== MATERIAL FOR THIS EXERCISE ==

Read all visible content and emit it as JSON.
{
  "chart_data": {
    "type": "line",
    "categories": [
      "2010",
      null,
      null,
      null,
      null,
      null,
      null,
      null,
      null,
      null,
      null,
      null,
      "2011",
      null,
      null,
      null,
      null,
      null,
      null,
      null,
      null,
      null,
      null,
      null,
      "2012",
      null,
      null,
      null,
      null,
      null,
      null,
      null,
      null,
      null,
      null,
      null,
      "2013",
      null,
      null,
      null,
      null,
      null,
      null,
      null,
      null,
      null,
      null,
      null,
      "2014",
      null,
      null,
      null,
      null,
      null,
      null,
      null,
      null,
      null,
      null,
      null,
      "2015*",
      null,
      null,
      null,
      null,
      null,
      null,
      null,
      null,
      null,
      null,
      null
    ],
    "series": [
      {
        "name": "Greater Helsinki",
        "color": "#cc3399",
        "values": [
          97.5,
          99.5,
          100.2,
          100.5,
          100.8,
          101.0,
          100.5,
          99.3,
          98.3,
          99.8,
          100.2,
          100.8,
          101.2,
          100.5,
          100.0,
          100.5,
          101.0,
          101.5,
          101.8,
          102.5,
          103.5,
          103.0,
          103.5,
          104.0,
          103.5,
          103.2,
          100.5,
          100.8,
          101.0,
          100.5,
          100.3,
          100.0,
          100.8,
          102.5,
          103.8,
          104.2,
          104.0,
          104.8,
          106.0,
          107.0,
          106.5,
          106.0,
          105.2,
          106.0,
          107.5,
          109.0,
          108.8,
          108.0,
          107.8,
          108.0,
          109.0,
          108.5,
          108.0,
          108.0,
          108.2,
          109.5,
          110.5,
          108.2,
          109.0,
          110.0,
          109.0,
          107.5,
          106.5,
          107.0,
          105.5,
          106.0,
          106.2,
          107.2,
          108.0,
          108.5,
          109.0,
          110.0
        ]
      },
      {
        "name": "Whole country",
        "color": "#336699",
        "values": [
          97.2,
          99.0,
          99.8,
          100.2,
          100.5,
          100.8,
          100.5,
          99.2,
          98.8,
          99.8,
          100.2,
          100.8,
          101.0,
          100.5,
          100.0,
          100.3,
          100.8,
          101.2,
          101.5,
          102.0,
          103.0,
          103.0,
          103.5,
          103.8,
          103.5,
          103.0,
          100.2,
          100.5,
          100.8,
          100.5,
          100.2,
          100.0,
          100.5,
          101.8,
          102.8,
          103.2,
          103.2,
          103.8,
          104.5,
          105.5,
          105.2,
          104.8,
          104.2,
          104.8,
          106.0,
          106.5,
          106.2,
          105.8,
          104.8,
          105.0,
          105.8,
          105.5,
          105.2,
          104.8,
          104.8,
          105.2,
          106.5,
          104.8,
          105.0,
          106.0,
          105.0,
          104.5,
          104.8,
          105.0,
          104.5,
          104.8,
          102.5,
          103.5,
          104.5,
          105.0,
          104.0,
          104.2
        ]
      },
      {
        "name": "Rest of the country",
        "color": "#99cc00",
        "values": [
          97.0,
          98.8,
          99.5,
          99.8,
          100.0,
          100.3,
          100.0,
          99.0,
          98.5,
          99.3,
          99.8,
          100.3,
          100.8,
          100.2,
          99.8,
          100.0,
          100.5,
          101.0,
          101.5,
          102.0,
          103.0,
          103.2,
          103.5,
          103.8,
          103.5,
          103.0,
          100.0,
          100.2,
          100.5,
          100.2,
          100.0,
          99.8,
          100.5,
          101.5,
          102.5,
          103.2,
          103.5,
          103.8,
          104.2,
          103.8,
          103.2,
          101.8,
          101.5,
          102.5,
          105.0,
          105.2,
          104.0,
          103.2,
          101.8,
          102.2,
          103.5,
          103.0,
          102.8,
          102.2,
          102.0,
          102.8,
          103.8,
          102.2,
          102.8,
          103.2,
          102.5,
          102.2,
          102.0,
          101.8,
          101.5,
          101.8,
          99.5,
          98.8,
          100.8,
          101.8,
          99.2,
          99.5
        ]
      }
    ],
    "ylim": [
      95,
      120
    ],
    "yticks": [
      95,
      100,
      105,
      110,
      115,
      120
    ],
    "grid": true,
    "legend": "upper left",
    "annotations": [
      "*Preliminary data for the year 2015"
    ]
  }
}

===

=== EXERCISE ===
Copy each line of the listing that includes "color".

=== WRITTEN RESPONSE ===
        "color": "#cc3399",
        "color": "#336699",
        "color": "#99cc00",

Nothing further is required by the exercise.